** Start of Document extract **

[openstack-dev] [Keystone] Validating UUID tokens with V3 API

Henry Nash henryn at linux.vnet.ibm.com
Wed Aug 7 08:28:56 UTC 2013


Hi Jamie,

So potentially part of this solution may be one of the blueprints and implementation I am currently working on to allow policy rules to specify fields in the target entity that an API is accessing, see:

https://blueprints.launchpad.net/keystone/+spec/policy-on-api-target
https://review.openstack.org/#/c/38308/3

I have not yet quite completed this and am just about modify the auth controller to support this - potentially it  could mean you could have a policy rule that meant, for instance, your user_id would have to match the one in the token that already existed (for the example you raise)?

As to the general need for a description of how policy, domains & roles all work togther - I'm going to be writing this up for inclusion in the openstack docs for Havana - I'll let you see the draft as soon as I have it.

** End of Document extract **

# Goals:
1. From the mailing list message, reproduce verbatim everything from "Henry Nash henryn" down to "example you raise)?".
2. According to the mailing list message, what does the blueprint under way allow policy rules to specify?

** Start of Extracted records **

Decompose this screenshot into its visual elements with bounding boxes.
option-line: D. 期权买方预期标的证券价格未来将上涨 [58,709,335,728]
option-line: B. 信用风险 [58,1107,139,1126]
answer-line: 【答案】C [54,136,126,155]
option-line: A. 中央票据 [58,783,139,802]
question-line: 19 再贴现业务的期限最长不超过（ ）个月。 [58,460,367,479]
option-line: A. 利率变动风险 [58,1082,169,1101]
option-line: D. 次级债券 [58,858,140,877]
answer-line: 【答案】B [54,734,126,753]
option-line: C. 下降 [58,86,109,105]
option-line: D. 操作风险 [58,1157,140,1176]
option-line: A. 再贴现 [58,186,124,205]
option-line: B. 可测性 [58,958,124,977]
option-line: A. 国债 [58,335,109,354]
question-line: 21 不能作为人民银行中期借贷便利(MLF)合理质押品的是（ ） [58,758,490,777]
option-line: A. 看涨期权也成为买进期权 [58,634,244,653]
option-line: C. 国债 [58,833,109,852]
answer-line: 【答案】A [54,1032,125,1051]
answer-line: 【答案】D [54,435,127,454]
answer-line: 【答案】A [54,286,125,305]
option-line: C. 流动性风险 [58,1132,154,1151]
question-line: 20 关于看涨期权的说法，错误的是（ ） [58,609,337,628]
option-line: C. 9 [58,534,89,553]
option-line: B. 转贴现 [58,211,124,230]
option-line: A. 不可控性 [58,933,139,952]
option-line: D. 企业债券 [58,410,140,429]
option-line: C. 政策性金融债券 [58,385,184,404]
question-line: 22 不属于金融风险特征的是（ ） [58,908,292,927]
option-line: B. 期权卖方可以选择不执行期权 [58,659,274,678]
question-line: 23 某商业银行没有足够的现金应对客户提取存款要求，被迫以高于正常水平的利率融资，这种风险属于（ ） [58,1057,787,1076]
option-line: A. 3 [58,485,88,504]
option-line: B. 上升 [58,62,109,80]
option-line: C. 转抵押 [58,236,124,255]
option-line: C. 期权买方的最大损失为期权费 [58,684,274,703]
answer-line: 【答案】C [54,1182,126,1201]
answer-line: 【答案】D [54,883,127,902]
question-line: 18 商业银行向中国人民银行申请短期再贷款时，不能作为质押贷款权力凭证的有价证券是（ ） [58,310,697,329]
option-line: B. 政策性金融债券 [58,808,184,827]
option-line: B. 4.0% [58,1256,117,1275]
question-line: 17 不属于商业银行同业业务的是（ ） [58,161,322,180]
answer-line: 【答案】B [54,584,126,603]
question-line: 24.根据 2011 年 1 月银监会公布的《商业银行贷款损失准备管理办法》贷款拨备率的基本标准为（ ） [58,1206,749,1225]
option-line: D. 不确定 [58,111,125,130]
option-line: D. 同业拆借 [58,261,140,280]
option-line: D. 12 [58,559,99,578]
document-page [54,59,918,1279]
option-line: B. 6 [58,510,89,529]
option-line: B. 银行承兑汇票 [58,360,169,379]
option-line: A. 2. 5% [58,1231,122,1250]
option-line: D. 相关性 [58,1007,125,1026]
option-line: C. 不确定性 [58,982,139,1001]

** End of Extracted records **

# Exercise answers:
1.
Henry Nash henryn at linux.vnet.ibm.com
Wed Aug 7 08:28:56 UTC 2013


Hi Jamie,

So potentially part of this solution may be one of the blueprints and implementation I am currently working on to allow policy rules to specify fields in the target entity that an API is accessing, see:

https://blueprints.launchpad.net/keystone/+spec/policy-on-api-target
https://review.openstack.org/#/c/38308/3

I have not yet quite completed this and am just about modify the auth controller to support this - potentially it  could mean you could have a policy rule that meant, for instance, your user_id would have to match the one in the token that already existed (for the example you raise)?

2. Fields in the target entity that an API is accessing.